● **WORK TO COMPLETE**:
What follows is a block of records; reproduce all of it verbatim.

^^^^^^^^^^^^^^^^

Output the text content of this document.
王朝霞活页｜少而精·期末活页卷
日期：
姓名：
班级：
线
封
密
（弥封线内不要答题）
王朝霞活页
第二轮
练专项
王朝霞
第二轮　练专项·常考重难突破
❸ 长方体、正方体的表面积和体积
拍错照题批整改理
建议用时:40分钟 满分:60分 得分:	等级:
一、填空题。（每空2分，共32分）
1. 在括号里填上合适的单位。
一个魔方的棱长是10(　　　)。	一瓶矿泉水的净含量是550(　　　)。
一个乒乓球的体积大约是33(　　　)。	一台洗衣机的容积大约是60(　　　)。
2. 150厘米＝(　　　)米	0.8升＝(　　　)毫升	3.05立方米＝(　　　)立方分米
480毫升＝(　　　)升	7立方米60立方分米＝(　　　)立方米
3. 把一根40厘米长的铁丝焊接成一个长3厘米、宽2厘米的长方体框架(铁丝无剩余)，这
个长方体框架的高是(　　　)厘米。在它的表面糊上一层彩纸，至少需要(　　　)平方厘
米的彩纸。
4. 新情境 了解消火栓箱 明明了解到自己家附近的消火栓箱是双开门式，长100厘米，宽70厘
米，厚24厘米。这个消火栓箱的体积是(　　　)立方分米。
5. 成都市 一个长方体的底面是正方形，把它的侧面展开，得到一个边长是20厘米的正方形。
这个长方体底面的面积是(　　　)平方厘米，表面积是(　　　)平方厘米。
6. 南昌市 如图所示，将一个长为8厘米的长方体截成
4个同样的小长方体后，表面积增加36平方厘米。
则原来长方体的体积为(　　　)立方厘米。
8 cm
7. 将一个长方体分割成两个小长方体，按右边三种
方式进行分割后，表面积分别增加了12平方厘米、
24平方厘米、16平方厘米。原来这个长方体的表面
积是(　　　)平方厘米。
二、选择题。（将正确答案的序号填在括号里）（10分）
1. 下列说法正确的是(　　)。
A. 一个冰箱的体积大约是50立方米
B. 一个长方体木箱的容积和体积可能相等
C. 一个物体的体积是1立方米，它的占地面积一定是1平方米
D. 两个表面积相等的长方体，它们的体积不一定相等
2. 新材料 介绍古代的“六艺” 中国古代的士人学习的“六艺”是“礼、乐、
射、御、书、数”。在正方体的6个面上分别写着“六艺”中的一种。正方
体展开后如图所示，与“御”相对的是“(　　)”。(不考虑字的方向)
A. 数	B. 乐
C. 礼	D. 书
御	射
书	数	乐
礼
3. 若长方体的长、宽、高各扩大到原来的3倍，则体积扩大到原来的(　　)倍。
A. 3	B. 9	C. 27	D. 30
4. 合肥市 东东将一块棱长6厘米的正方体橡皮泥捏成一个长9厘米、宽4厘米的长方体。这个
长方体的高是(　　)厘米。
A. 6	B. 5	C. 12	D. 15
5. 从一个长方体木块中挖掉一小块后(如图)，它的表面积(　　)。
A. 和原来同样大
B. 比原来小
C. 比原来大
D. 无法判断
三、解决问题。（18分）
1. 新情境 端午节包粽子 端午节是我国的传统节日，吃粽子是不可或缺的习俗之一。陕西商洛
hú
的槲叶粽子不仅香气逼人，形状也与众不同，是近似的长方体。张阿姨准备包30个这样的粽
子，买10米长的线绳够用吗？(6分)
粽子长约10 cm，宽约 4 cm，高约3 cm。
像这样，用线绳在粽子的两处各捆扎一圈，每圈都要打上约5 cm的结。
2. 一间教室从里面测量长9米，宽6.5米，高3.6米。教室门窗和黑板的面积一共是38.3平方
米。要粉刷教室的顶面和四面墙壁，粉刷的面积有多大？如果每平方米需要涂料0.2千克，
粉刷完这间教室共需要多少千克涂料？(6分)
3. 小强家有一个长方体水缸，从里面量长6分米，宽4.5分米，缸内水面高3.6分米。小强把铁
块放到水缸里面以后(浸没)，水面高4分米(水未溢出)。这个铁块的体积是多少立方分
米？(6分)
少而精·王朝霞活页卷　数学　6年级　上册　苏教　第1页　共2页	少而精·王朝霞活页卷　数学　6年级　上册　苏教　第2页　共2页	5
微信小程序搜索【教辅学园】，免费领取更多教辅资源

^^^^^^^^^^^^^^^^

● **WRITTEN SOLUTION**:
Output the text content of this document.
王朝霞活页｜少而精·期末活页卷
日期：
姓名：
班级：
线
封
密
（弥封线内不要答题）
王朝霞活页
第二轮
练专项
王朝霞
第二轮　练专项·常考重难突破
❸ 长方体、正方体的表面积和体积
拍错照题批整改理
建议用时:40分钟 满分:60分 得分:	等级:
一、填空题。（每空2分，共32分）
1. 在括号里填上合适的单位。
一个魔方的棱长是10(　　　)。	一瓶矿泉水的净含量是550(　　　)。
一个乒乓球的体积大约是33(　　　)。	一台洗衣机的容积大约是60(　　　)。
2. 150厘米＝(　　　)米	0.8升＝(　　　)毫升	3.05立方米＝(　　　)立方分米
480毫升＝(　　　)升	7立方米60立方分米＝(　　　)立方米
3. 把一根40厘米长的铁丝焊接成一个长3厘米、宽2厘米的长方体框架(铁丝无剩余)，这
个长方体框架的高是(　　　)厘米。在它的表面糊上一层彩纸，至少需要(　　　)平方厘
米的彩纸。
4. 新情境 了解消火栓箱 明明了解到自己家附近的消火栓箱是双开门式，长100厘米，宽70厘
米，厚24厘米。这个消火栓箱的体积是(　　　)立方分米。
5. 成都市 一个长方体的底面是正方形，把它的侧面展开，得到一个边长是20厘米的正方形。
这个长方体底面的面积是(　　　)平方厘米，表面积是(　　　)平方厘米。
6. 南昌市 如图所示，将一个长为8厘米的长方体截成
4个同样的小长方体后，表面积增加36平方厘米。
则原来长方体的体积为(　　　)立方厘米。
8 cm
7. 将一个长方体分割成两个小长方体，按右边三种
方式进行分割后，表面积分别增加了12平方厘米、
24平方厘米、16平方厘米。原来这个长方体的表面
积是(　　　)平方厘米。
二、选择题。（将正确答案的序号填在括号里）（10分）
1. 下列说法正确的是(　　)。
A. 一个冰箱的体积大约是50立方米
B. 一个长方体木箱的容积和体积可能相等
C. 一个物体的体积是1立方米，它的占地面积一定是1平方米
D. 两个表面积相等的长方体，它们的体积不一定相等
2. 新材料 介绍古代的“六艺” 中国古代的士人学习的“六艺”是“礼、乐、
射、御、书、数”。在正方体的6个面上分别写着“六艺”中的一种。正方
体展开后如图所示，与“御”相对的是“(　　)”。(不考虑字的方向)
A. 数	B. 乐
C. 礼	D. 书
御	射
书	数	乐
礼
3. 若长方体的长、宽、高各扩大到原来的3倍，则体积扩大到原来的(　　)倍。
A. 3	B. 9	C. 27	D. 30
4. 合肥市 东东将一块棱长6厘米的正方体橡皮泥捏成一个长9厘米、宽4厘米的长方体。这个
长方体的高是(　　)厘米。
A. 6	B. 5	C. 12	D. 15
5. 从一个长方体木块中挖掉一小块后(如图)，它的表面积(　　)。
A. 和原来同样大
B. 比原来小
C. 比原来大
D. 无法判断
三、解决问题。（18分）
1. 新情境 端午节包粽子 端午节是我国的传统节日，吃粽子是不可或缺的习俗之一。陕西商洛
hú
的槲叶粽子不仅香气逼人，形状也与众不同，是近似的长方体。张阿姨准备包30个这样的粽
子，买10米长的线绳够用吗？(6分)
粽子长约10 cm，宽约 4 cm，高约3 cm。
像这样，用线绳在粽子的两处各捆扎一圈，每圈都要打上约5 cm的结。
2. 一间教室从里面测量长9米，宽6.5米，高3.6米。教室门窗和黑板的面积一共是38.3平方
米。要粉刷教室的顶面和四面墙壁，粉刷的面积有多大？如果每平方米需要涂料0.2千克，
粉刷完这间教室共需要多少千克涂料？(6分)
3. 小强家有一个长方体水缸，从里面量长6分米，宽4.5分米，缸内水面高3.6分米。小强把铁
块放到水缸里面以后(浸没)，水面高4分米(水未溢出)。这个铁块的体积是多少立方分
米？(6分)
少而精·王朝霞活页卷　数学　6年级　上册　苏教　第1页　共2页	少而精·王朝霞活页卷　数学　6年级　上册　苏教　第2页　共2页	5
微信小程序搜索【教辅学园】，免费领取更多教辅资源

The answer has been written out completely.